## EXERCISE
Bring together all lines of the material below that contain the string "JSON".

## GIVEN INFORMATION
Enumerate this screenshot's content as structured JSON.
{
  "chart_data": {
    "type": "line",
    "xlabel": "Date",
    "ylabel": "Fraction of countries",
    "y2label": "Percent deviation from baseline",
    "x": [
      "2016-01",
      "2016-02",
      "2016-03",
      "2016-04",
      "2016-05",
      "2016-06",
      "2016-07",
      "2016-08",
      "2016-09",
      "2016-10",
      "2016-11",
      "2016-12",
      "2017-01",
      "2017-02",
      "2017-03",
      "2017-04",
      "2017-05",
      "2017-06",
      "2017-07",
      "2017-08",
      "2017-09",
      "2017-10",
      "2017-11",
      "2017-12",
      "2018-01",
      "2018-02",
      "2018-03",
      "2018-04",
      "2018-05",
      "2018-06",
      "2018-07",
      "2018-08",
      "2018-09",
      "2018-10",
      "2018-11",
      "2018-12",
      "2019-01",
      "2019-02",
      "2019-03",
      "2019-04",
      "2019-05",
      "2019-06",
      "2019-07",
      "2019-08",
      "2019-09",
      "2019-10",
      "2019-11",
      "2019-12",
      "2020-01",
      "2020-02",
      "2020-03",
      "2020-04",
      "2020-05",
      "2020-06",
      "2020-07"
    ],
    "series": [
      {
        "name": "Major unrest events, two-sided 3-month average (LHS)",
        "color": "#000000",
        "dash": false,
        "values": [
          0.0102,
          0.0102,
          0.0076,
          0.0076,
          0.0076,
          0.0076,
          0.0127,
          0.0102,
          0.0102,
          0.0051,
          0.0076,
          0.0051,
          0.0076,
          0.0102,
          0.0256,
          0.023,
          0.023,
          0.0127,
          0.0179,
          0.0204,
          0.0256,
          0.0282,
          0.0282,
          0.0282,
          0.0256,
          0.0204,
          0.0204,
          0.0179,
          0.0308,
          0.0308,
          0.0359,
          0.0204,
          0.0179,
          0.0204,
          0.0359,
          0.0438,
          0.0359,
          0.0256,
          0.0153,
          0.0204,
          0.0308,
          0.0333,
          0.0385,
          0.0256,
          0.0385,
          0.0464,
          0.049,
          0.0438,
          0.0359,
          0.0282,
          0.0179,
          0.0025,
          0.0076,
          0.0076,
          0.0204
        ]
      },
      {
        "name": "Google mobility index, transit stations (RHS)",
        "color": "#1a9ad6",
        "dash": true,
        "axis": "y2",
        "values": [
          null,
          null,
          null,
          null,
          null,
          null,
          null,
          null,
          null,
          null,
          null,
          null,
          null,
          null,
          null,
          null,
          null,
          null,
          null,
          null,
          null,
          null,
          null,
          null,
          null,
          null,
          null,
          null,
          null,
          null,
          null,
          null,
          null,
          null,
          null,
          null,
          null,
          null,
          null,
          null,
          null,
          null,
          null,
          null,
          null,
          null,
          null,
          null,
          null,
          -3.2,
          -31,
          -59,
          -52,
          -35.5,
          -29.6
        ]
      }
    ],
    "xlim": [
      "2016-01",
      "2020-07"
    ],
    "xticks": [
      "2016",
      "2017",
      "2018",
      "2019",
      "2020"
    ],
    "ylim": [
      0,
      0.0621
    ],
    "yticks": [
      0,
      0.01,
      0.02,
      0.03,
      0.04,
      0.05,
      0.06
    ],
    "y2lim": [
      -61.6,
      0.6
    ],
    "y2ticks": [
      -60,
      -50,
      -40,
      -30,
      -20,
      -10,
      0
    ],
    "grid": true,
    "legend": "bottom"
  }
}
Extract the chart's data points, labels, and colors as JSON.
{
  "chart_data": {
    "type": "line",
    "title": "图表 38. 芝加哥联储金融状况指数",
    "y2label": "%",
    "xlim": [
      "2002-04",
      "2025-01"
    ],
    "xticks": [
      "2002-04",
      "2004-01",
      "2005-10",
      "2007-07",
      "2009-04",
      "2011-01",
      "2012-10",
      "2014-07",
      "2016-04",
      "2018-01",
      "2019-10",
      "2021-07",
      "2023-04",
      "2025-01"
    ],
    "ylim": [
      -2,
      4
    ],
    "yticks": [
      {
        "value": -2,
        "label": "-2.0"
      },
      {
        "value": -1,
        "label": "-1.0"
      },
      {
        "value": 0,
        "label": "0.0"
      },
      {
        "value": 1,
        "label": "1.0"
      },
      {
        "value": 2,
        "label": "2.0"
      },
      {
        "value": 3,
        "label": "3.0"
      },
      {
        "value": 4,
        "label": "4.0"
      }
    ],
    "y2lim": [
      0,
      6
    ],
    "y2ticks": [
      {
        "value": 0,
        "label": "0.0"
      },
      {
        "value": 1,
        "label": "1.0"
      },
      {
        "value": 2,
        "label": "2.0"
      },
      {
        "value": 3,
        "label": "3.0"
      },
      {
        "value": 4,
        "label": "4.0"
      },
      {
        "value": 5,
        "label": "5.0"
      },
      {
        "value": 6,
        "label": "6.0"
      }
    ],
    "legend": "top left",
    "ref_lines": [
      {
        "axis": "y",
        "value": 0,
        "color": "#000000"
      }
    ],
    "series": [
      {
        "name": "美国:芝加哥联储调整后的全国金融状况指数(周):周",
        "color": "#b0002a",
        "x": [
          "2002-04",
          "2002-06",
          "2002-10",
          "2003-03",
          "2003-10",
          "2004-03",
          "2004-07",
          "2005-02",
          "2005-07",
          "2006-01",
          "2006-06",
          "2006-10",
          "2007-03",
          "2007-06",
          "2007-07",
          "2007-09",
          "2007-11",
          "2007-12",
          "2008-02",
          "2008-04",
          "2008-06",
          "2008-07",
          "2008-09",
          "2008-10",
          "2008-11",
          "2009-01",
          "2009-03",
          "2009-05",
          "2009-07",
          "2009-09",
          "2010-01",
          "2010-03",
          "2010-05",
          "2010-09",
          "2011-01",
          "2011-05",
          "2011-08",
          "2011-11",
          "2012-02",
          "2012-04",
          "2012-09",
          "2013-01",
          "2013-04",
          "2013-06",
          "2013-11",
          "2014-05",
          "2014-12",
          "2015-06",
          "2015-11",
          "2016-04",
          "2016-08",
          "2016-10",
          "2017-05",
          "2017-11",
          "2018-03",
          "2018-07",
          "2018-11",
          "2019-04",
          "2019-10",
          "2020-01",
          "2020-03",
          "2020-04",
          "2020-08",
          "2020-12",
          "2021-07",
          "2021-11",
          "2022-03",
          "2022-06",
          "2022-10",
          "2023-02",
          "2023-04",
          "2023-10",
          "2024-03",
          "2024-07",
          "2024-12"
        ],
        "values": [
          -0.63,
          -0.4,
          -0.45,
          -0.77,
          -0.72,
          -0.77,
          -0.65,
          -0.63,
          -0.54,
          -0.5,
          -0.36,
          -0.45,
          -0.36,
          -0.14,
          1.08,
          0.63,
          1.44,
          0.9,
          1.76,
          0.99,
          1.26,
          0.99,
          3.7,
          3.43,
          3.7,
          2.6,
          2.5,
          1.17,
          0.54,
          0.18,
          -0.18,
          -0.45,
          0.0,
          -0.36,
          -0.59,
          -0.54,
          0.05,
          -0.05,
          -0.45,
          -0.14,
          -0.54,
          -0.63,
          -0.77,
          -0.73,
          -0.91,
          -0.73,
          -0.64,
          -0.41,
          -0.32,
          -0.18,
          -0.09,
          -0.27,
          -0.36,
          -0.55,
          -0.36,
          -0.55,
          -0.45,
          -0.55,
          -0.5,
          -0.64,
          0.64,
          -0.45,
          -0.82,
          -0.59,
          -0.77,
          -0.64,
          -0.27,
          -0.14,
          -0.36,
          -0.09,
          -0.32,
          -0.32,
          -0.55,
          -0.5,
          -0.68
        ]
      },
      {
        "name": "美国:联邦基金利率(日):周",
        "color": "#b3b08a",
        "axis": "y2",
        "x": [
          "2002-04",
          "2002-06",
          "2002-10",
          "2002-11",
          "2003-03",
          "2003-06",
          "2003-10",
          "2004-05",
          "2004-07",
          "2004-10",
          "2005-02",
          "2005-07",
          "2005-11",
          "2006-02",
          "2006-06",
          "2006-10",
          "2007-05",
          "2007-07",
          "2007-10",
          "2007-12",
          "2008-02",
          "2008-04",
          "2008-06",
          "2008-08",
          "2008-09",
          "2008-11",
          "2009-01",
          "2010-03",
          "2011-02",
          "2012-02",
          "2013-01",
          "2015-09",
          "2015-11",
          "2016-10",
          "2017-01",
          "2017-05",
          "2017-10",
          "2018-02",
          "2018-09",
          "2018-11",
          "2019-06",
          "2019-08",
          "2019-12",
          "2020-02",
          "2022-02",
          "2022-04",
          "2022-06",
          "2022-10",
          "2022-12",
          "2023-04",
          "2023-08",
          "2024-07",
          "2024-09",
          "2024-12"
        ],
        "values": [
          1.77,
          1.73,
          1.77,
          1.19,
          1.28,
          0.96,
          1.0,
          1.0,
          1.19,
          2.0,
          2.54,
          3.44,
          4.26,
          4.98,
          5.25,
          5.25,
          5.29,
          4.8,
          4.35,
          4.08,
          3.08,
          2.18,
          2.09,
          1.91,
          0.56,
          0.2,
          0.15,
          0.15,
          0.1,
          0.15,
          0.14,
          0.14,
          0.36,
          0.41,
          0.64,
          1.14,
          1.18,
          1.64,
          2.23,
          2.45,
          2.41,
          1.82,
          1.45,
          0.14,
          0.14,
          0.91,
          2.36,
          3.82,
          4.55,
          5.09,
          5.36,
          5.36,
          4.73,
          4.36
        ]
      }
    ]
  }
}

## COMPLETE OUTPUT
Enumerate this screenshot's content as structured JSON.
Extract the chart's data points, labels, and colors as JSON.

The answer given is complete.